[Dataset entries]

____________________

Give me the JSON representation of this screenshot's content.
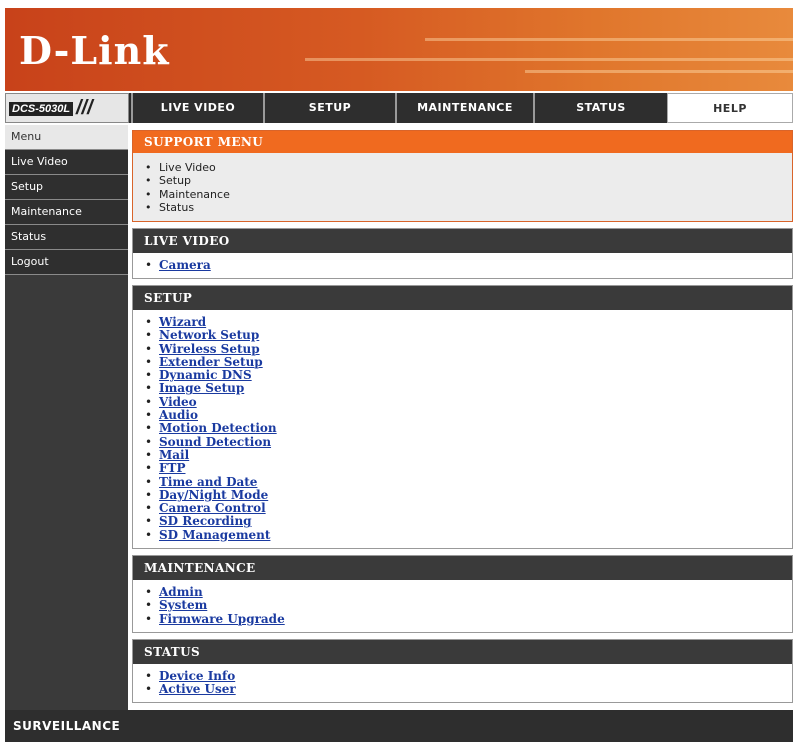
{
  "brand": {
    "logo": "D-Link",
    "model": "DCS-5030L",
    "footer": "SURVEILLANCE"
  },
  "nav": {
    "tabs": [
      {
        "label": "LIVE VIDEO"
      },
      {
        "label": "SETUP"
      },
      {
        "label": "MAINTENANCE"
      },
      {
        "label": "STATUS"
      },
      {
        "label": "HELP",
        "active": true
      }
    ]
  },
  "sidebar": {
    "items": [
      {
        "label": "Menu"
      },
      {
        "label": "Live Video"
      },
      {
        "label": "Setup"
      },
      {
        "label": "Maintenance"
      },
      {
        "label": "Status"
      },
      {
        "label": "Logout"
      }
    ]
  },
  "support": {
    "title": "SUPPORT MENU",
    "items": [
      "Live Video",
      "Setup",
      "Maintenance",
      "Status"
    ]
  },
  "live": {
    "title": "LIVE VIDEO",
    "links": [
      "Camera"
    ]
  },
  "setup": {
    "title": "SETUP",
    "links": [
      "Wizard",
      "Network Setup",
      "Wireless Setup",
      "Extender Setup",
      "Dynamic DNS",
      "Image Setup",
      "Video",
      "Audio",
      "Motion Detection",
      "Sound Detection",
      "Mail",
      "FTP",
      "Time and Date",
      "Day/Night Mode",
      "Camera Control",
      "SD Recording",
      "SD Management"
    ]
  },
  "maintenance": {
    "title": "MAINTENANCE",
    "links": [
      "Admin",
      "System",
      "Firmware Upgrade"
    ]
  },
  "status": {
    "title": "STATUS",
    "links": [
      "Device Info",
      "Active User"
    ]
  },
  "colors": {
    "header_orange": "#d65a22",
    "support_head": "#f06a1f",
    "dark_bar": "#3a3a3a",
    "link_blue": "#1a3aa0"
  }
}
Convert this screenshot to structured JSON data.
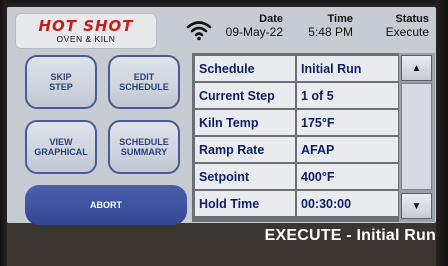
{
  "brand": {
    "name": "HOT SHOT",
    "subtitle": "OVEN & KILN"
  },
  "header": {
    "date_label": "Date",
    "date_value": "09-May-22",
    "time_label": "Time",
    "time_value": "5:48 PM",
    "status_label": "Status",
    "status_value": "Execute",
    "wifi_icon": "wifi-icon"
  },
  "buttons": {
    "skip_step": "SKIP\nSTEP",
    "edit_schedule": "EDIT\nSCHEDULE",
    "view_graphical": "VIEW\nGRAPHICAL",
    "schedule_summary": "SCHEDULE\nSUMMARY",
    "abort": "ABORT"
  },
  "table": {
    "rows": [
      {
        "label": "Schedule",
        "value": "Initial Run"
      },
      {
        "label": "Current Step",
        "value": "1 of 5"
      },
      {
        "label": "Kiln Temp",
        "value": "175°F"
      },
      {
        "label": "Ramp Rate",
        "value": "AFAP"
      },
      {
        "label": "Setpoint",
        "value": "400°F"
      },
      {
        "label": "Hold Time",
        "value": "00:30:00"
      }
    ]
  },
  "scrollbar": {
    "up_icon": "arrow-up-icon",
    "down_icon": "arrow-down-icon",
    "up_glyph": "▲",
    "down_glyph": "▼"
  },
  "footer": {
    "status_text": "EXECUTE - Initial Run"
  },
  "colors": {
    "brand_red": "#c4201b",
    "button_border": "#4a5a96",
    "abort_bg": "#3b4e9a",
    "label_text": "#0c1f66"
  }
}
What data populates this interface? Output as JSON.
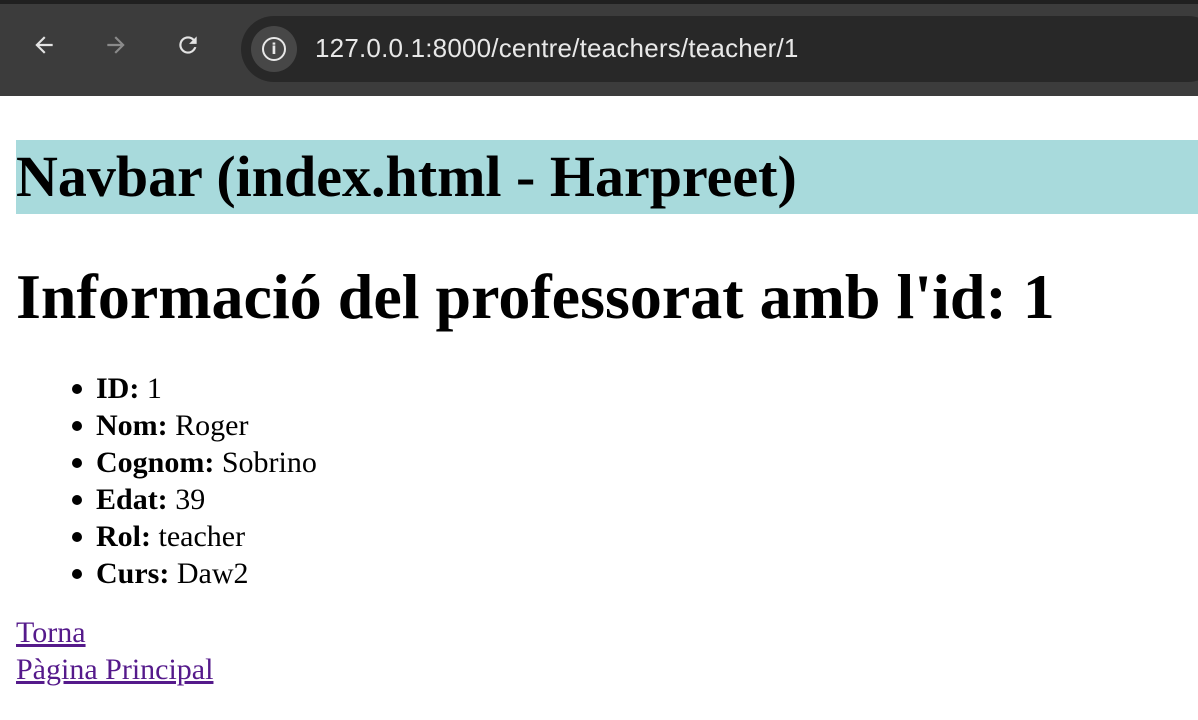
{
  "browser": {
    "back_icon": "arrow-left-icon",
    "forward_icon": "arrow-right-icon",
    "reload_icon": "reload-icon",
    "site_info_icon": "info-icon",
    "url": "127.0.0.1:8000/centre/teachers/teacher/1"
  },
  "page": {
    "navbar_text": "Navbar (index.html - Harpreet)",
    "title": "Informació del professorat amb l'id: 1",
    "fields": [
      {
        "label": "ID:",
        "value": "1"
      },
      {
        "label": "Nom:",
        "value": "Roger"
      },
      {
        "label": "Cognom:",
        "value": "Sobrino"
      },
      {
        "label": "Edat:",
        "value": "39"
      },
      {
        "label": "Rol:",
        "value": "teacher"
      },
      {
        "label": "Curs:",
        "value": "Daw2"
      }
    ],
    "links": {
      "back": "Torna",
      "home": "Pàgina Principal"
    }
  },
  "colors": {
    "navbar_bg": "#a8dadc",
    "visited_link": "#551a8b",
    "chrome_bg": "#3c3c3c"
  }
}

____________________

• **What the exercise asks**
Exclude every picture and copy the remaining data exactly.

• **Answer to the exercise**
Give me the JSON representation of this screenshot's content.
{
  "brand": {
    "logo": "D-Link",
    "model": "DCS-5030L",
    "footer": "SURVEILLANCE"
  },
  "nav": {
    "tabs": [
      {
        "label": "LIVE VIDEO"
      },
      {
        "label": "SETUP"
      },
      {
        "label": "MAINTENANCE"
      },
      {
        "label": "STATUS"
      },
      {
        "label": "HELP",
        "active": true
      }
    ]
  },
  "sidebar": {
    "items": [
      {
        "label": "Menu"
      },
      {
        "label": "Live Video"
      },
      {
        "label": "Setup"
      },
      {
        "label": "Maintenance"
      },
      {
        "label": "Status"
      },
      {
        "label": "Logout"
      }
    ]
  },
  "support": {
    "title": "SUPPORT MENU",
    "items": [
      "Live Video",
      "Setup",
      "Maintenance",
      "Status"
    ]
  },
  "live": {
    "title": "LIVE VIDEO",
    "links": [
      "Camera"
    ]
  },
  "setup": {
    "title": "SETUP",
    "links": [
      "Wizard",
      "Network Setup",
      "Wireless Setup",
      "Extender Setup",
      "Dynamic DNS",
      "Image Setup",
      "Video",
      "Audio",
      "Motion Detection",
      "Sound Detection",
      "Mail",
      "FTP",
      "Time and Date",
      "Day/Night Mode",
      "Camera Control",
      "SD Recording",
      "SD Management"
    ]
  },
  "maintenance": {
    "title": "MAINTENANCE",
    "links": [
      "Admin",
      "System",
      "Firmware Upgrade"
    ]
  },
  "status": {
    "title": "STATUS",
    "links": [
      "Device Info",
      "Active User"
    ]
  },
  "colors": {
    "header_orange": "#d65a22",
    "support_head": "#f06a1f",
    "dark_bar": "#3a3a3a",
    "link_blue": "#1a3aa0"
  }
}
Convert this screenshot to structured JSON data.
{
  "brand": {
    "name": "HOT SHOT",
    "subtitle": "OVEN & KILN"
  },
  "header": {
    "date_label": "Date",
    "date_value": "09-May-22",
    "time_label": "Time",
    "time_value": "5:48 PM",
    "status_label": "Status",
    "status_value": "Execute",
    "wifi_icon": "wifi-icon"
  },
  "buttons": {
    "skip_step": "SKIP\nSTEP",
    "edit_schedule": "EDIT\nSCHEDULE",
    "view_graphical": "VIEW\nGRAPHICAL",
    "schedule_summary": "SCHEDULE\nSUMMARY",
    "abort": "ABORT"
  },
  "table": {
    "rows": [
      {
        "label": "Schedule",
        "value": "Initial Run"
      },
      {
        "label": "Current Step",
        "value": "1 of 5"
      },
      {
        "label": "Kiln Temp",
        "value": "175°F"
      },
      {
        "label": "Ramp Rate",
        "value": "AFAP"
      },
      {
        "label": "Setpoint",
        "value": "400°F"
      },
      {
        "label": "Hold Time",
        "value": "00:30:00"
      }
    ]
  },
  "scrollbar": {
    "up_icon": "arrow-up-icon",
    "down_icon": "arrow-down-icon",
    "up_glyph": "▲",
    "down_glyph": "▼"
  },
  "footer": {
    "status_text": "EXECUTE - Initial Run"
  },
  "colors": {
    "brand_red": "#c4201b",
    "button_border": "#4a5a96",
    "abort_bg": "#3b4e9a",
    "label_text": "#0c1f66"
  }
}
What data populates this interface? Output as JSON.
{
  "browser": {
    "back_icon": "arrow-left-icon",
    "forward_icon": "arrow-right-icon",
    "reload_icon": "reload-icon",
    "site_info_icon": "info-icon",
    "url": "127.0.0.1:8000/centre/teachers/teacher/1"
  },
  "page": {
    "navbar_text": "Navbar (index.html - Harpreet)",
    "title": "Informació del professorat amb l'id: 1",
    "fields": [
      {
        "label": "ID:",
        "value": "1"
      },
      {
        "label": "Nom:",
        "value": "Roger"
      },
      {
        "label": "Cognom:",
        "value": "Sobrino"
      },
      {
        "label": "Edat:",
        "value": "39"
      },
      {
        "label": "Rol:",
        "value": "teacher"
      },
      {
        "label": "Curs:",
        "value": "Daw2"
      }
    ],
    "links": {
      "back": "Torna",
      "home": "Pàgina Principal"
    }
  },
  "colors": {
    "navbar_bg": "#a8dadc",
    "visited_link": "#551a8b",
    "chrome_bg": "#3c3c3c"
  }
}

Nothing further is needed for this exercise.